▶ [Task input]:
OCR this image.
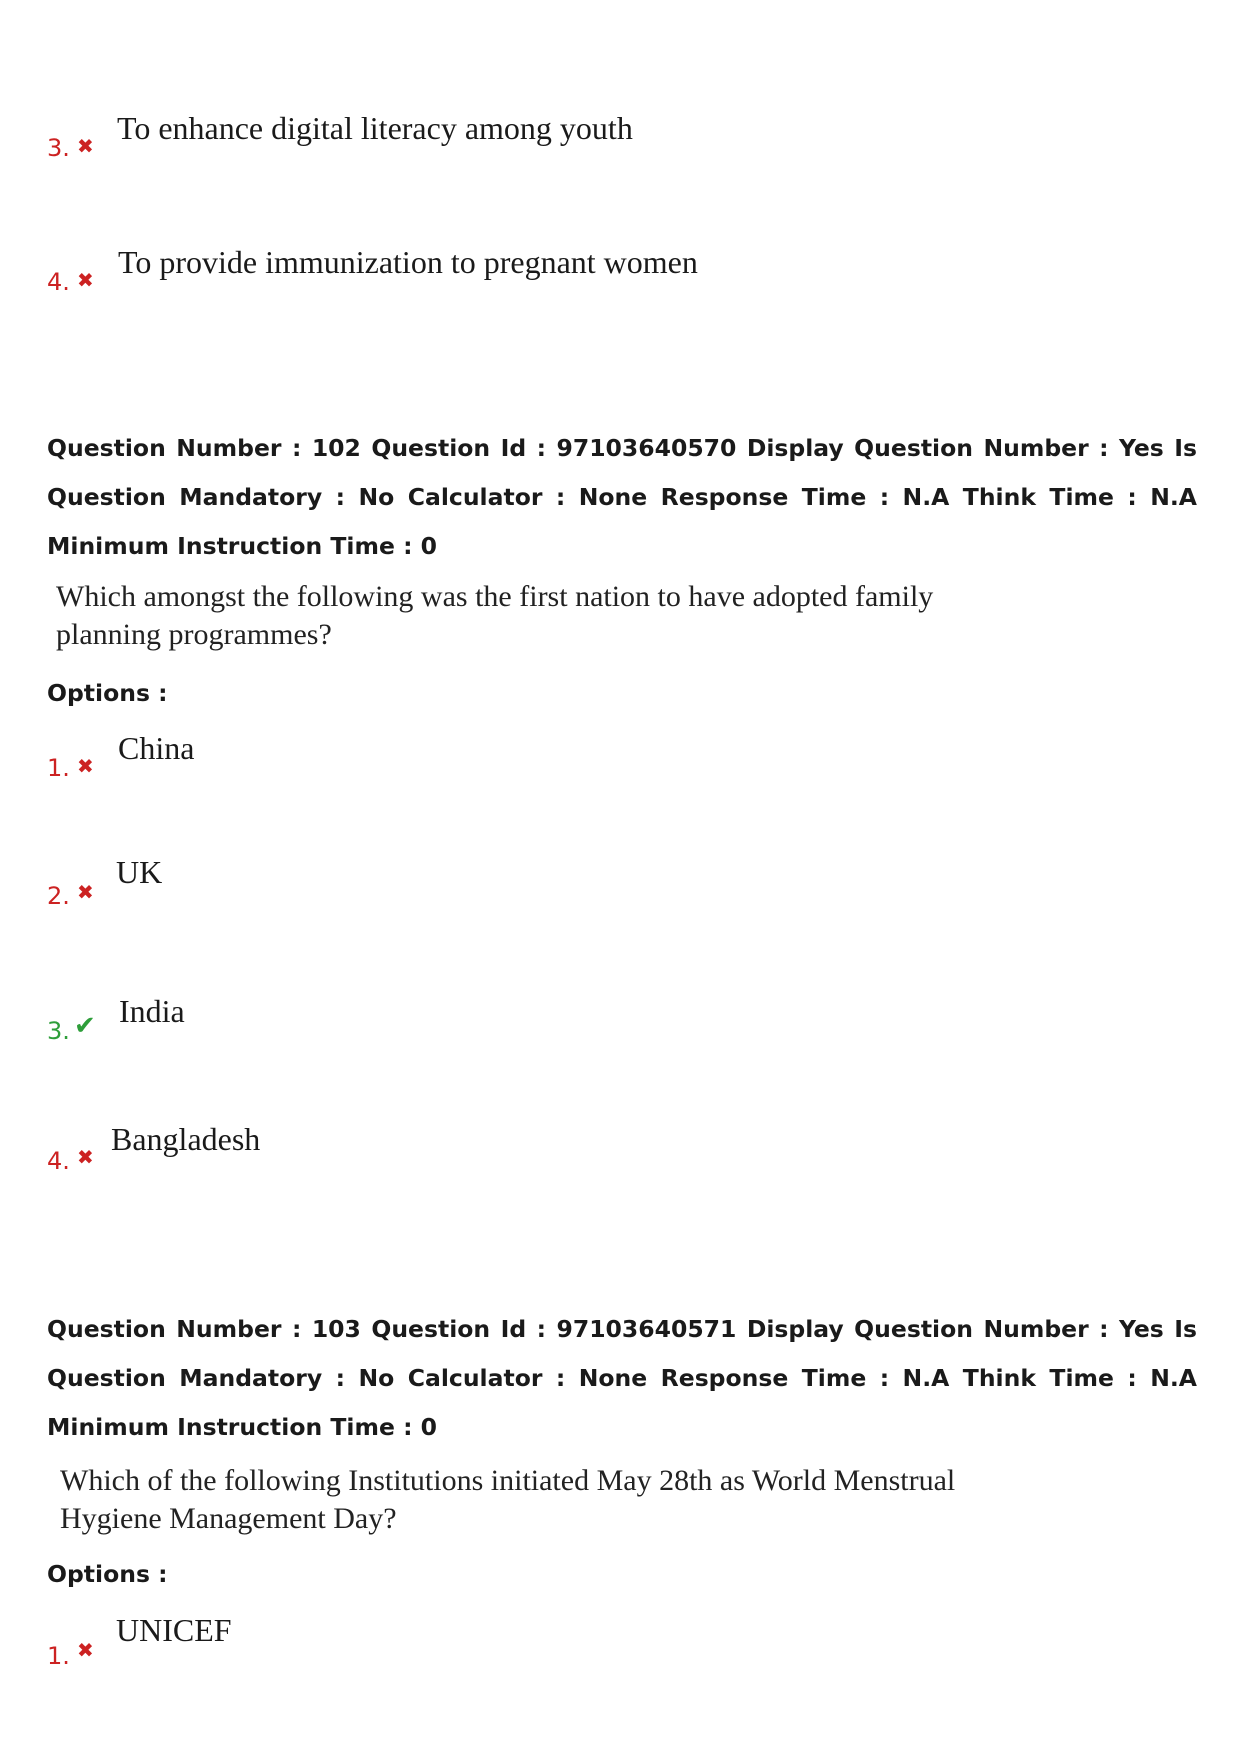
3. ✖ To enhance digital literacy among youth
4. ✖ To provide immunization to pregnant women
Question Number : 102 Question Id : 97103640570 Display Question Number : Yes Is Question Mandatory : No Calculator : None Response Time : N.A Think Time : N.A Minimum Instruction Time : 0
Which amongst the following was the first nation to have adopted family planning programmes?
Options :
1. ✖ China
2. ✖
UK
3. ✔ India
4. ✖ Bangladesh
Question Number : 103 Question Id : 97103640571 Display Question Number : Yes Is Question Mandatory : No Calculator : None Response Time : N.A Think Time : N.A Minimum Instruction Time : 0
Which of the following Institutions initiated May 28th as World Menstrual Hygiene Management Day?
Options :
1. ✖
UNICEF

▶ [Aim of the task]: Return the listing above word for word, with the pictures removed.

▶ [Full output]:
OCR this image.
3. ✖ To enhance digital literacy among youth
4. ✖ To provide immunization to pregnant women
Question Number : 102 Question Id : 97103640570 Display Question Number : Yes Is Question Mandatory : No Calculator : None Response Time : N.A Think Time : N.A Minimum Instruction Time : 0
Which amongst the following was the first nation to have adopted family planning programmes?
Options :
1. ✖ China
2. ✖
UK
3. ✔ India
4. ✖ Bangladesh
Question Number : 103 Question Id : 97103640571 Display Question Number : Yes Is Question Mandatory : No Calculator : None Response Time : N.A Think Time : N.A Minimum Instruction Time : 0
Which of the following Institutions initiated May 28th as World Menstrual Hygiene Management Day?
Options :
1. ✖
UNICEF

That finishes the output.